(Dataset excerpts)
....................
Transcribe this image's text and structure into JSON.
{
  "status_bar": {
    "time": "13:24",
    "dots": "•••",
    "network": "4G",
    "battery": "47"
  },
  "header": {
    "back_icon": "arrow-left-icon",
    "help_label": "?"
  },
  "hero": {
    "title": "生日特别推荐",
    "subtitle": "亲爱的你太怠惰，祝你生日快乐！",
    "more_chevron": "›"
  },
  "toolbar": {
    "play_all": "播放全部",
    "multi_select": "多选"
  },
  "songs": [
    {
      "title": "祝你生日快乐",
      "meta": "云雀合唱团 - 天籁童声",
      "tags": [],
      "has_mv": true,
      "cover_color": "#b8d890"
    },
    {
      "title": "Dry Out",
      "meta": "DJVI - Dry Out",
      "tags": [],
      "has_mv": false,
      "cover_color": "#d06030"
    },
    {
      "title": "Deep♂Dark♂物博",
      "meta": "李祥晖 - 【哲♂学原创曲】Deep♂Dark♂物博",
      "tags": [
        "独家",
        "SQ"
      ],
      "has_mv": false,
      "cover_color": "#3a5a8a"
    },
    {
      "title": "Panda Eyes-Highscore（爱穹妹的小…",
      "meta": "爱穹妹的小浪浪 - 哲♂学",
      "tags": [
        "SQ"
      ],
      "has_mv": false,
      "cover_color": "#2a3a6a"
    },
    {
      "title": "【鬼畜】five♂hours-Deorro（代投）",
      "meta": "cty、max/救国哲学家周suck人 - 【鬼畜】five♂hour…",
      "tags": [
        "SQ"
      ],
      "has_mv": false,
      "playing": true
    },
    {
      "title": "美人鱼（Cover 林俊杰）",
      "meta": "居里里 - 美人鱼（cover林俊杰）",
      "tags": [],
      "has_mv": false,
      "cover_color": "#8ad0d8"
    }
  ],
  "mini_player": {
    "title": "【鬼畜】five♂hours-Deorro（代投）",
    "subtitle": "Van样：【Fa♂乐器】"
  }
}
....................
### EXERCISE
Reproduce the material precisely, including every line.

### FINISHED TASK
Transcribe this image's text and structure into JSON.
{
  "status_bar": {
    "time": "13:24",
    "dots": "•••",
    "network": "4G",
    "battery": "47"
  },
  "header": {
    "back_icon": "arrow-left-icon",
    "help_label": "?"
  },
  "hero": {
    "title": "生日特别推荐",
    "subtitle": "亲爱的你太怠惰，祝你生日快乐！",
    "more_chevron": "›"
  },
  "toolbar": {
    "play_all": "播放全部",
    "multi_select": "多选"
  },
  "songs": [
    {
      "title": "祝你生日快乐",
      "meta": "云雀合唱团 - 天籁童声",
      "tags": [],
      "has_mv": true,
      "cover_color": "#b8d890"
    },
    {
      "title": "Dry Out",
      "meta": "DJVI - Dry Out",
      "tags": [],
      "has_mv": false,
      "cover_color": "#d06030"
    },
    {
      "title": "Deep♂Dark♂物博",
      "meta": "李祥晖 - 【哲♂学原创曲】Deep♂Dark♂物博",
      "tags": [
        "独家",
        "SQ"
      ],
      "has_mv": false,
      "cover_color": "#3a5a8a"
    },
    {
      "title": "Panda Eyes-Highscore（爱穹妹的小…",
      "meta": "爱穹妹的小浪浪 - 哲♂学",
      "tags": [
        "SQ"
      ],
      "has_mv": false,
      "cover_color": "#2a3a6a"
    },
    {
      "title": "【鬼畜】five♂hours-Deorro（代投）",
      "meta": "cty、max/救国哲学家周suck人 - 【鬼畜】five♂hour…",
      "tags": [
        "SQ"
      ],
      "has_mv": false,
      "playing": true
    },
    {
      "title": "美人鱼（Cover 林俊杰）",
      "meta": "居里里 - 美人鱼（cover林俊杰）",
      "tags": [],
      "has_mv": false,
      "cover_color": "#8ad0d8"
    }
  ],
  "mini_player": {
    "title": "【鬼畜】five♂hours-Deorro（代投）",
    "subtitle": "Van样：【Fa♂乐器】"
  }
}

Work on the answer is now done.